Given instruction: Locate and copy all lines bearing the word "drawings".

** start of Dataset excerpts **

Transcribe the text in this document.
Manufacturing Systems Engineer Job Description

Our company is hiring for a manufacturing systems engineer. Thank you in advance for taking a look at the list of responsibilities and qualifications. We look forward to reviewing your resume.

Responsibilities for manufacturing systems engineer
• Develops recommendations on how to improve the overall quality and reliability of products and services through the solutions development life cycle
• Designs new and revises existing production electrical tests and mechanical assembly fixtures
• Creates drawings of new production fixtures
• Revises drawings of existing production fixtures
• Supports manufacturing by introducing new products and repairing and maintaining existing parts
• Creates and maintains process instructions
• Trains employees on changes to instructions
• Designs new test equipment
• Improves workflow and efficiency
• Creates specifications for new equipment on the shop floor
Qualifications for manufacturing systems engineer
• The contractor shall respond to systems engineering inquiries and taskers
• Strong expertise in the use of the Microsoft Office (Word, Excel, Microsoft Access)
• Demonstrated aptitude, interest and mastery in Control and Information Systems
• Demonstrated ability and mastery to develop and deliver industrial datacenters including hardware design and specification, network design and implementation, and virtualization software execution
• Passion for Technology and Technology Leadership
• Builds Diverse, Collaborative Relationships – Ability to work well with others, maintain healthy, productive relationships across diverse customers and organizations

** end of Dataset excerpts **

Task result:
• Creates drawings of new production fixtures
• Revises drawings of existing production fixtures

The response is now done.